WHAT THE EXERCISE ASKS:
Quote the whole listing word for word, please.

◇ ◇ ◇ ◇ ◇

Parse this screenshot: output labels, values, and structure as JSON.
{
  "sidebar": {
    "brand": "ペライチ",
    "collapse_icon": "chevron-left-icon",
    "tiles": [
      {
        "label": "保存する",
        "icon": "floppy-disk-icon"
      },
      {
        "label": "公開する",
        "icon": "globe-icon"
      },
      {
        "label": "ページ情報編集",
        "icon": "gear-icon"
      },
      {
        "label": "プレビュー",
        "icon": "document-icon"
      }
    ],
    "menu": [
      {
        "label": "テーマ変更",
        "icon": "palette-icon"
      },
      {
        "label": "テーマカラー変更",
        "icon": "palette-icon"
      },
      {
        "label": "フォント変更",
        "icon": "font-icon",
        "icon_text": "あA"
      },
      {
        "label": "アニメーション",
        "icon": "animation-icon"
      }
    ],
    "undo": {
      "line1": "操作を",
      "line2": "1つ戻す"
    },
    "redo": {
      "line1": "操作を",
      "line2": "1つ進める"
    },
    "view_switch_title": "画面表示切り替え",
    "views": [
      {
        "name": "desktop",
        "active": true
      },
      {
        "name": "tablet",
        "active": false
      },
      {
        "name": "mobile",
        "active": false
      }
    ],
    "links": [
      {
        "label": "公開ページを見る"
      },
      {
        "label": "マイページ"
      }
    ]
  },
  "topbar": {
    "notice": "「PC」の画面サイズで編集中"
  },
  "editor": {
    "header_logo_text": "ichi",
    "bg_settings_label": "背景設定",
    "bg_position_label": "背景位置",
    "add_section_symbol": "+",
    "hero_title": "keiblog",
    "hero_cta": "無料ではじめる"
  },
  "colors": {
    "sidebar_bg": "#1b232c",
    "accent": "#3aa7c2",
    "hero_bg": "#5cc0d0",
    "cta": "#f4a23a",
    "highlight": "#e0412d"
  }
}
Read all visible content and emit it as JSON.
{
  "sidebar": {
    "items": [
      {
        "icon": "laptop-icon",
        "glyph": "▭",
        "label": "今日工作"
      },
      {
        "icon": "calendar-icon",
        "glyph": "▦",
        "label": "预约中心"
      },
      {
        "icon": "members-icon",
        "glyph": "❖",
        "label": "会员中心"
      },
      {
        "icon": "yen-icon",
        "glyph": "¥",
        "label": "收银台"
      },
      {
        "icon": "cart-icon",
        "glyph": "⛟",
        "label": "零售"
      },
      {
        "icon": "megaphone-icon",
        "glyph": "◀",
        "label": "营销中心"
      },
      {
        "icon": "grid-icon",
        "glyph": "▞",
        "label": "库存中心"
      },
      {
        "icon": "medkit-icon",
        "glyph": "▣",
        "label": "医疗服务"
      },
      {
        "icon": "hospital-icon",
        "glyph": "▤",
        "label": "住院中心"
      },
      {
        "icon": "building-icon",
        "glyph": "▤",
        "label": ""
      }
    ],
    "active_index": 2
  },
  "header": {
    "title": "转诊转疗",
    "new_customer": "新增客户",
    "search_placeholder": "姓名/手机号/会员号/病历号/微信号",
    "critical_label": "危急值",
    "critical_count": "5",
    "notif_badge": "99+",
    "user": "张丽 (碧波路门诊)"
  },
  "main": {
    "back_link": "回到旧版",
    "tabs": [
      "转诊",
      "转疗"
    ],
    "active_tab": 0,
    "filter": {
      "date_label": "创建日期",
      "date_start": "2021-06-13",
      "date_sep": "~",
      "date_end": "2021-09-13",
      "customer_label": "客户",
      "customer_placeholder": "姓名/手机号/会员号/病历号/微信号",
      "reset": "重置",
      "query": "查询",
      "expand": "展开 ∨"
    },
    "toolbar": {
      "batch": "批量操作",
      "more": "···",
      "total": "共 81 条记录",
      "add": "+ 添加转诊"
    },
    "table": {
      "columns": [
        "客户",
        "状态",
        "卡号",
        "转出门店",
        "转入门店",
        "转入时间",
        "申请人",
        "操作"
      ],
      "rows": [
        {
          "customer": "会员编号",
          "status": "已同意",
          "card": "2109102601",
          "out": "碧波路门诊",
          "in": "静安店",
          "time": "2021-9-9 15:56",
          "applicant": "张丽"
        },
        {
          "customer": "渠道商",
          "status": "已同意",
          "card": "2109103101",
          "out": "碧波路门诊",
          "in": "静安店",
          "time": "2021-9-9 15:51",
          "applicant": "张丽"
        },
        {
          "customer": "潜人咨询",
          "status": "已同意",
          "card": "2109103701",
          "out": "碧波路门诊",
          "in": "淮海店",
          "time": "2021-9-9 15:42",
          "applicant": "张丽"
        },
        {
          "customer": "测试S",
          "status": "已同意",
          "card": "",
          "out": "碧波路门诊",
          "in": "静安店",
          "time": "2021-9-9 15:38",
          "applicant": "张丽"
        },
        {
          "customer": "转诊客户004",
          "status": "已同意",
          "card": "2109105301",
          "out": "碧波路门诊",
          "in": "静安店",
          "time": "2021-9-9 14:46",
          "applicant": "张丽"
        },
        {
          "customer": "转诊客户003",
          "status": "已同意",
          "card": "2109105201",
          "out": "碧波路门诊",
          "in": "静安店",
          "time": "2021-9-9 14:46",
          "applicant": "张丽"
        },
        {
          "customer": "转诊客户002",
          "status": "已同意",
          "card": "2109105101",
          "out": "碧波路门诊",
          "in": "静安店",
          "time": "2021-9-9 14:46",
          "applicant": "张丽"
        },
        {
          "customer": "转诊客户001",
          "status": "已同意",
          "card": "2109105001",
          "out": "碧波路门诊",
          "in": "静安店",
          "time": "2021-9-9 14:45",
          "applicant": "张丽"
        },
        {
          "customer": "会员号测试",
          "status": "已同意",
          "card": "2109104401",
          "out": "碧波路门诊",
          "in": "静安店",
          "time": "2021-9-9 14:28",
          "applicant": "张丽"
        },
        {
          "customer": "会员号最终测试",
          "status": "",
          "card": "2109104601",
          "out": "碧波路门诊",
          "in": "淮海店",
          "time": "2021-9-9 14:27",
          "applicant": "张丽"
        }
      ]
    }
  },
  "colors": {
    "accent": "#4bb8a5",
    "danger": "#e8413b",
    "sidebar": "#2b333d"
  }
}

◇ ◇ ◇ ◇ ◇

THE REPLY:
Parse this screenshot: output labels, values, and structure as JSON.
{
  "sidebar": {
    "brand": "ペライチ",
    "collapse_icon": "chevron-left-icon",
    "tiles": [
      {
        "label": "保存する",
        "icon": "floppy-disk-icon"
      },
      {
        "label": "公開する",
        "icon": "globe-icon"
      },
      {
        "label": "ページ情報編集",
        "icon": "gear-icon"
      },
      {
        "label": "プレビュー",
        "icon": "document-icon"
      }
    ],
    "menu": [
      {
        "label": "テーマ変更",
        "icon": "palette-icon"
      },
      {
        "label": "テーマカラー変更",
        "icon": "palette-icon"
      },
      {
        "label": "フォント変更",
        "icon": "font-icon",
        "icon_text": "あA"
      },
      {
        "label": "アニメーション",
        "icon": "animation-icon"
      }
    ],
    "undo": {
      "line1": "操作を",
      "line2": "1つ戻す"
    },
    "redo": {
      "line1": "操作を",
      "line2": "1つ進める"
    },
    "view_switch_title": "画面表示切り替え",
    "views": [
      {
        "name": "desktop",
        "active": true
      },
      {
        "name": "tablet",
        "active": false
      },
      {
        "name": "mobile",
        "active": false
      }
    ],
    "links": [
      {
        "label": "公開ページを見る"
      },
      {
        "label": "マイページ"
      }
    ]
  },
  "topbar": {
    "notice": "「PC」の画面サイズで編集中"
  },
  "editor": {
    "header_logo_text": "ichi",
    "bg_settings_label": "背景設定",
    "bg_position_label": "背景位置",
    "add_section_symbol": "+",
    "hero_title": "keiblog",
    "hero_cta": "無料ではじめる"
  },
  "colors": {
    "sidebar_bg": "#1b232c",
    "accent": "#3aa7c2",
    "hero_bg": "#5cc0d0",
    "cta": "#f4a23a",
    "highlight": "#e0412d"
  }
}
Read all visible content and emit it as JSON.
{
  "sidebar": {
    "items": [
      {
        "icon": "laptop-icon",
        "glyph": "▭",
        "label": "今日工作"
      },
      {
        "icon": "calendar-icon",
        "glyph": "▦",
        "label": "预约中心"
      },
      {
        "icon": "members-icon",
        "glyph": "❖",
        "label": "会员中心"
      },
      {
        "icon": "yen-icon",
        "glyph": "¥",
        "label": "收银台"
      },
      {
        "icon": "cart-icon",
        "glyph": "⛟",
        "label": "零售"
      },
      {
        "icon": "megaphone-icon",
        "glyph": "◀",
        "label": "营销中心"
      },
      {
        "icon": "grid-icon",
        "glyph": "▞",
        "label": "库存中心"
      },
      {
        "icon": "medkit-icon",
        "glyph": "▣",
        "label": "医疗服务"
      },
      {
        "icon": "hospital-icon",
        "glyph": "▤",
        "label": "住院中心"
      },
      {
        "icon": "building-icon",
        "glyph": "▤",
        "label": ""
      }
    ],
    "active_index": 2
  },
  "header": {
    "title": "转诊转疗",
    "new_customer": "新增客户",
    "search_placeholder": "姓名/手机号/会员号/病历号/微信号",
    "critical_label": "危急值",
    "critical_count": "5",
    "notif_badge": "99+",
    "user": "张丽 (碧波路门诊)"
  },
  "main": {
    "back_link": "回到旧版",
    "tabs": [
      "转诊",
      "转疗"
    ],
    "active_tab": 0,
    "filter": {
      "date_label": "创建日期",
      "date_start": "2021-06-13",
      "date_sep": "~",
      "date_end": "2021-09-13",
      "customer_label": "客户",
      "customer_placeholder": "姓名/手机号/会员号/病历号/微信号",
      "reset": "重置",
      "query": "查询",
      "expand": "展开 ∨"
    },
    "toolbar": {
      "batch": "批量操作",
      "more": "···",
      "total": "共 81 条记录",
      "add": "+ 添加转诊"
    },
    "table": {
      "columns": [
        "客户",
        "状态",
        "卡号",
        "转出门店",
        "转入门店",
        "转入时间",
        "申请人",
        "操作"
      ],
      "rows": [
        {
          "customer": "会员编号",
          "status": "已同意",
          "card": "2109102601",
          "out": "碧波路门诊",
          "in": "静安店",
          "time": "2021-9-9 15:56",
          "applicant": "张丽"
        },
        {
          "customer": "渠道商",
          "status": "已同意",
          "card": "2109103101",
          "out": "碧波路门诊",
          "in": "静安店",
          "time": "2021-9-9 15:51",
          "applicant": "张丽"
        },
        {
          "customer": "潜人咨询",
          "status": "已同意",
          "card": "2109103701",
          "out": "碧波路门诊",
          "in": "淮海店",
          "time": "2021-9-9 15:42",
          "applicant": "张丽"
        },
        {
          "customer": "测试S",
          "status": "已同意",
          "card": "",
          "out": "碧波路门诊",
          "in": "静安店",
          "time": "2021-9-9 15:38",
          "applicant": "张丽"
        },
        {
          "customer": "转诊客户004",
          "status": "已同意",
          "card": "2109105301",
          "out": "碧波路门诊",
          "in": "静安店",
          "time": "2021-9-9 14:46",
          "applicant": "张丽"
        },
        {
          "customer": "转诊客户003",
          "status": "已同意",
          "card": "2109105201",
          "out": "碧波路门诊",
          "in": "静安店",
          "time": "2021-9-9 14:46",
          "applicant": "张丽"
        },
        {
          "customer": "转诊客户002",
          "status": "已同意",
          "card": "2109105101",
          "out": "碧波路门诊",
          "in": "静安店",
          "time": "2021-9-9 14:46",
          "applicant": "张丽"
        },
        {
          "customer": "转诊客户001",
          "status": "已同意",
          "card": "2109105001",
          "out": "碧波路门诊",
          "in": "静安店",
          "time": "2021-9-9 14:45",
          "applicant": "张丽"
        },
        {
          "customer": "会员号测试",
          "status": "已同意",
          "card": "2109104401",
          "out": "碧波路门诊",
          "in": "静安店",
          "time": "2021-9-9 14:28",
          "applicant": "张丽"
        },
        {
          "customer": "会员号最终测试",
          "status": "",
          "card": "2109104601",
          "out": "碧波路门诊",
          "in": "淮海店",
          "time": "2021-9-9 14:27",
          "applicant": "张丽"
        }
      ]
    }
  },
  "colors": {
    "accent": "#4bb8a5",
    "danger": "#e8413b",
    "sidebar": "#2b333d"
  }
}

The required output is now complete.